-------- Supplied records --------
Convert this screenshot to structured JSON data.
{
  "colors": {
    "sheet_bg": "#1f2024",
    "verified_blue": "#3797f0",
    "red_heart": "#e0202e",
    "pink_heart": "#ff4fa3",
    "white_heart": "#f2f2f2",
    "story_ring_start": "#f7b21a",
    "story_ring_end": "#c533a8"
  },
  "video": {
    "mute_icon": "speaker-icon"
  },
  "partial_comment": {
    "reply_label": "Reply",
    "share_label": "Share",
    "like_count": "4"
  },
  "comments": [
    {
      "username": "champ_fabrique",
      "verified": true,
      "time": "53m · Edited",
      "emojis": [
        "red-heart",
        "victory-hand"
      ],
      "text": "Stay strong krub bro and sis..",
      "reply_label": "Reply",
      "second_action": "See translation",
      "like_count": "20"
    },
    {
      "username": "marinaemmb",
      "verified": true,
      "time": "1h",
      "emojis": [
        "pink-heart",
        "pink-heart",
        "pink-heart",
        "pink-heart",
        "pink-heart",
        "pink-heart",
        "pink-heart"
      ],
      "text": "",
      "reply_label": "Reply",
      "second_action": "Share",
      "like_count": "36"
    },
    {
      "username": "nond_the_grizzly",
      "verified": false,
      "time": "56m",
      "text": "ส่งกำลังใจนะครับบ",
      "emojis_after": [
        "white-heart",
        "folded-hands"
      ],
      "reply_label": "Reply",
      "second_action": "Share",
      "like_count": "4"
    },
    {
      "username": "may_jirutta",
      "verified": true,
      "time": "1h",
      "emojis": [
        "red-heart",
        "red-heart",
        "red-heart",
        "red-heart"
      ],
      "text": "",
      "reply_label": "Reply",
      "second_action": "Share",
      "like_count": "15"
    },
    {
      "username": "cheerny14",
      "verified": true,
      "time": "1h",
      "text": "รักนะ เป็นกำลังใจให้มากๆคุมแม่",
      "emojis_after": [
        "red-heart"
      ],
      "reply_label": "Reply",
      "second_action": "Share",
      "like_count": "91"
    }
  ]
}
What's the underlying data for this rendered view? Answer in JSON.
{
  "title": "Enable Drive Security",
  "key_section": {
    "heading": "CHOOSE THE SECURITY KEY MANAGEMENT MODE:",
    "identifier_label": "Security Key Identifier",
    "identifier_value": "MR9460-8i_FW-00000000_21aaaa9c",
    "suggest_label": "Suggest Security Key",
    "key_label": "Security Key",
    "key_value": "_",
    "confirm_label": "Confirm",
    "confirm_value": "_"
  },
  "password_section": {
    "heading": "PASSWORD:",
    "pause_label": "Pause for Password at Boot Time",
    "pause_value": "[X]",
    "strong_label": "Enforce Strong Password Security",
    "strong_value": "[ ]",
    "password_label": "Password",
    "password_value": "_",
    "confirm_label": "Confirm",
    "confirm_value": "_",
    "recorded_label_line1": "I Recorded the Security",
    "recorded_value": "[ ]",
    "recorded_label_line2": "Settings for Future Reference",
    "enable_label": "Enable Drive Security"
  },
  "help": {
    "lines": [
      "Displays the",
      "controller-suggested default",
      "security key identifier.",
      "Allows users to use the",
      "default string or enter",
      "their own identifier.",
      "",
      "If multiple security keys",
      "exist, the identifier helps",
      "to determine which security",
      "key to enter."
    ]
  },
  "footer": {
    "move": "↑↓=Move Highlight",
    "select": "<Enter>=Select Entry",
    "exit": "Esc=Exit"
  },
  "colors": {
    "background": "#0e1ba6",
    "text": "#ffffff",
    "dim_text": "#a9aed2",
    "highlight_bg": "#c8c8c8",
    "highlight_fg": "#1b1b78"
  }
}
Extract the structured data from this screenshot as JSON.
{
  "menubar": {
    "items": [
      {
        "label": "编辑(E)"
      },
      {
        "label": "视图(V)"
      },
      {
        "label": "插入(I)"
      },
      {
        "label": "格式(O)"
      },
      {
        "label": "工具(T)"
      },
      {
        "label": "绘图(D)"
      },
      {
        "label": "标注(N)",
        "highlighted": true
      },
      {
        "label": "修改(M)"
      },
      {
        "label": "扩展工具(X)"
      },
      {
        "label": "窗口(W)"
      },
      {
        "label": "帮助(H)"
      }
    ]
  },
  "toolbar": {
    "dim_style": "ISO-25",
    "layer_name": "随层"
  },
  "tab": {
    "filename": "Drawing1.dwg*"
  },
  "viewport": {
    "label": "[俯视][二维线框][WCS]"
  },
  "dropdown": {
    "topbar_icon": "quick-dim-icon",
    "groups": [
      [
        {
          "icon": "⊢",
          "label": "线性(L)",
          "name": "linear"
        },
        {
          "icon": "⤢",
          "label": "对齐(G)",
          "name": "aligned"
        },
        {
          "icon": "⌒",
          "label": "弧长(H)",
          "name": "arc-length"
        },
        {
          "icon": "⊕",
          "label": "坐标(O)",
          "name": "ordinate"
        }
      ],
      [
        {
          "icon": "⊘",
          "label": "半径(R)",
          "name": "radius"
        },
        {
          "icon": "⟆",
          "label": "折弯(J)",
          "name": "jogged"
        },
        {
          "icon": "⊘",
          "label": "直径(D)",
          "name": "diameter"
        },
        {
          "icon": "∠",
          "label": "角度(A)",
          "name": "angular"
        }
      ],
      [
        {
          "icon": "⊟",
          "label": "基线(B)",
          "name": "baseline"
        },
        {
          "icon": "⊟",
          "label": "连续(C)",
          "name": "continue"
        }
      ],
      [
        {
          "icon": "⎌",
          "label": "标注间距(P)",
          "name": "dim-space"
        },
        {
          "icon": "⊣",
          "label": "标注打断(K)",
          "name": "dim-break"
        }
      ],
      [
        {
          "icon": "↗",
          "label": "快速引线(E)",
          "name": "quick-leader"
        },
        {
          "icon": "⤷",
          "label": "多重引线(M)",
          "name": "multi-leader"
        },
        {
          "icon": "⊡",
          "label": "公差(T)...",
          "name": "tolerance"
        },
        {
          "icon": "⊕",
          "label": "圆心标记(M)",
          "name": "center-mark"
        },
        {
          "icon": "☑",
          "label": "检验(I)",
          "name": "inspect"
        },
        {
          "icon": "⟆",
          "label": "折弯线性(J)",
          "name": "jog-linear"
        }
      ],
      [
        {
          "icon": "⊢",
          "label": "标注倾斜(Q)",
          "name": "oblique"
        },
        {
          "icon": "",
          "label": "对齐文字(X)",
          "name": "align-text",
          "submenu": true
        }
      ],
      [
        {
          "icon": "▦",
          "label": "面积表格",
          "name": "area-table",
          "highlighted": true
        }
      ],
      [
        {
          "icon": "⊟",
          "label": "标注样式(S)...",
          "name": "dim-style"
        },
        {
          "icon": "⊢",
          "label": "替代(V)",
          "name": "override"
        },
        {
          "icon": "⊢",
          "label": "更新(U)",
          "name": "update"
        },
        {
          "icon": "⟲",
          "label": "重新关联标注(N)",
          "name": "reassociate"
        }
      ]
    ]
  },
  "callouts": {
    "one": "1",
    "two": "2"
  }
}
--------
The exercise →
Repeat all of the records above exactly as they appear.

Task result →
Convert this screenshot to structured JSON data.
{
  "colors": {
    "sheet_bg": "#1f2024",
    "verified_blue": "#3797f0",
    "red_heart": "#e0202e",
    "pink_heart": "#ff4fa3",
    "white_heart": "#f2f2f2",
    "story_ring_start": "#f7b21a",
    "story_ring_end": "#c533a8"
  },
  "video": {
    "mute_icon": "speaker-icon"
  },
  "partial_comment": {
    "reply_label": "Reply",
    "share_label": "Share",
    "like_count": "4"
  },
  "comments": [
    {
      "username": "champ_fabrique",
      "verified": true,
      "time": "53m · Edited",
      "emojis": [
        "red-heart",
        "victory-hand"
      ],
      "text": "Stay strong krub bro and sis..",
      "reply_label": "Reply",
      "second_action": "See translation",
      "like_count": "20"
    },
    {
      "username": "marinaemmb",
      "verified": true,
      "time": "1h",
      "emojis": [
        "pink-heart",
        "pink-heart",
        "pink-heart",
        "pink-heart",
        "pink-heart",
        "pink-heart",
        "pink-heart"
      ],
      "text": "",
      "reply_label": "Reply",
      "second_action": "Share",
      "like_count": "36"
    },
    {
      "username": "nond_the_grizzly",
      "verified": false,
      "time": "56m",
      "text": "ส่งกำลังใจนะครับบ",
      "emojis_after": [
        "white-heart",
        "folded-hands"
      ],
      "reply_label": "Reply",
      "second_action": "Share",
      "like_count": "4"
    },
    {
      "username": "may_jirutta",
      "verified": true,
      "time": "1h",
      "emojis": [
        "red-heart",
        "red-heart",
        "red-heart",
        "red-heart"
      ],
      "text": "",
      "reply_label": "Reply",
      "second_action": "Share",
      "like_count": "15"
    },
    {
      "username": "cheerny14",
      "verified": true,
      "time": "1h",
      "text": "รักนะ เป็นกำลังใจให้มากๆคุมแม่",
      "emojis_after": [
        "red-heart"
      ],
      "reply_label": "Reply",
      "second_action": "Share",
      "like_count": "91"
    }
  ]
}
What's the underlying data for this rendered view? Answer in JSON.
{
  "title": "Enable Drive Security",
  "key_section": {
    "heading": "CHOOSE THE SECURITY KEY MANAGEMENT MODE:",
    "identifier_label": "Security Key Identifier",
    "identifier_value": "MR9460-8i_FW-00000000_21aaaa9c",
    "suggest_label": "Suggest Security Key",
    "key_label": "Security Key",
    "key_value": "_",
    "confirm_label": "Confirm",
    "confirm_value": "_"
  },
  "password_section": {
    "heading": "PASSWORD:",
    "pause_label": "Pause for Password at Boot Time",
    "pause_value": "[X]",
    "strong_label": "Enforce Strong Password Security",
    "strong_value": "[ ]",
    "password_label": "Password",
    "password_value": "_",
    "confirm_label": "Confirm",
    "confirm_value": "_",
    "recorded_label_line1": "I Recorded the Security",
    "recorded_value": "[ ]",
    "recorded_label_line2": "Settings for Future Reference",
    "enable_label": "Enable Drive Security"
  },
  "help": {
    "lines": [
      "Displays the",
      "controller-suggested default",
      "security key identifier.",
      "Allows users to use the",
      "default string or enter",
      "their own identifier.",
      "",
      "If multiple security keys",
      "exist, the identifier helps",
      "to determine which security",
      "key to enter."
    ]
  },
  "footer": {
    "move": "↑↓=Move Highlight",
    "select": "<Enter>=Select Entry",
    "exit": "Esc=Exit"
  },
  "colors": {
    "background": "#0e1ba6",
    "text": "#ffffff",
    "dim_text": "#a9aed2",
    "highlight_bg": "#c8c8c8",
    "highlight_fg": "#1b1b78"
  }
}
Extract the structured data from this screenshot as JSON.
{
  "menubar": {
    "items": [
      {
        "label": "编辑(E)"
      },
      {
        "label": "视图(V)"
      },
      {
        "label": "插入(I)"
      },
      {
        "label": "格式(O)"
      },
      {
        "label": "工具(T)"
      },
      {
        "label": "绘图(D)"
      },
      {
        "label": "标注(N)",
        "highlighted": true
      },
      {
        "label": "修改(M)"
      },
      {
        "label": "扩展工具(X)"
      },
      {
        "label": "窗口(W)"
      },
      {
        "label": "帮助(H)"
      }
    ]
  },
  "toolbar": {
    "dim_style": "ISO-25",
    "layer_name": "随层"
  },
  "tab": {
    "filename": "Drawing1.dwg*"
  },
  "viewport": {
    "label": "[俯视][二维线框][WCS]"
  },
  "dropdown": {
    "topbar_icon": "quick-dim-icon",
    "groups": [
      [
        {
          "icon": "⊢",
          "label": "线性(L)",
          "name": "linear"
        },
        {
          "icon": "⤢",
          "label": "对齐(G)",
          "name": "aligned"
        },
        {
          "icon": "⌒",
          "label": "弧长(H)",
          "name": "arc-length"
        },
        {
          "icon": "⊕",
          "label": "坐标(O)",
          "name": "ordinate"
        }
      ],
      [
        {
          "icon": "⊘",
          "label": "半径(R)",
          "name": "radius"
        },
        {
          "icon": "⟆",
          "label": "折弯(J)",
          "name": "jogged"
        },
        {
          "icon": "⊘",
          "label": "直径(D)",
          "name": "diameter"
        },
        {
          "icon": "∠",
          "label": "角度(A)",
          "name": "angular"
        }
      ],
      [
        {
          "icon": "⊟",
          "label": "基线(B)",
          "name": "baseline"
        },
        {
          "icon": "⊟",
          "label": "连续(C)",
          "name": "continue"
        }
      ],
      [
        {
          "icon": "⎌",
          "label": "标注间距(P)",
          "name": "dim-space"
        },
        {
          "icon": "⊣",
          "label": "标注打断(K)",
          "name": "dim-break"
        }
      ],
      [
        {
          "icon": "↗",
          "label": "快速引线(E)",
          "name": "quick-leader"
        },
        {
          "icon": "⤷",
          "label": "多重引线(M)",
          "name": "multi-leader"
        },
        {
          "icon": "⊡",
          "label": "公差(T)...",
          "name": "tolerance"
        },
        {
          "icon": "⊕",
          "label": "圆心标记(M)",
          "name": "center-mark"
        },
        {
          "icon": "☑",
          "label": "检验(I)",
          "name": "inspect"
        },
        {
          "icon": "⟆",
          "label": "折弯线性(J)",
          "name": "jog-linear"
        }
      ],
      [
        {
          "icon": "⊢",
          "label": "标注倾斜(Q)",
          "name": "oblique"
        },
        {
          "icon": "",
          "label": "对齐文字(X)",
          "name": "align-text",
          "submenu": true
        }
      ],
      [
        {
          "icon": "▦",
          "label": "面积表格",
          "name": "area-table",
          "highlighted": true
        }
      ],
      [
        {
          "icon": "⊟",
          "label": "标注样式(S)...",
          "name": "dim-style"
        },
        {
          "icon": "⊢",
          "label": "替代(V)",
          "name": "override"
        },
        {
          "icon": "⊢",
          "label": "更新(U)",
          "name": "update"
        },
        {
          "icon": "⟲",
          "label": "重新关联标注(N)",
          "name": "reassociate"
        }
      ]
    ]
  },
  "callouts": {
    "one": "1",
    "two": "2"
  }
}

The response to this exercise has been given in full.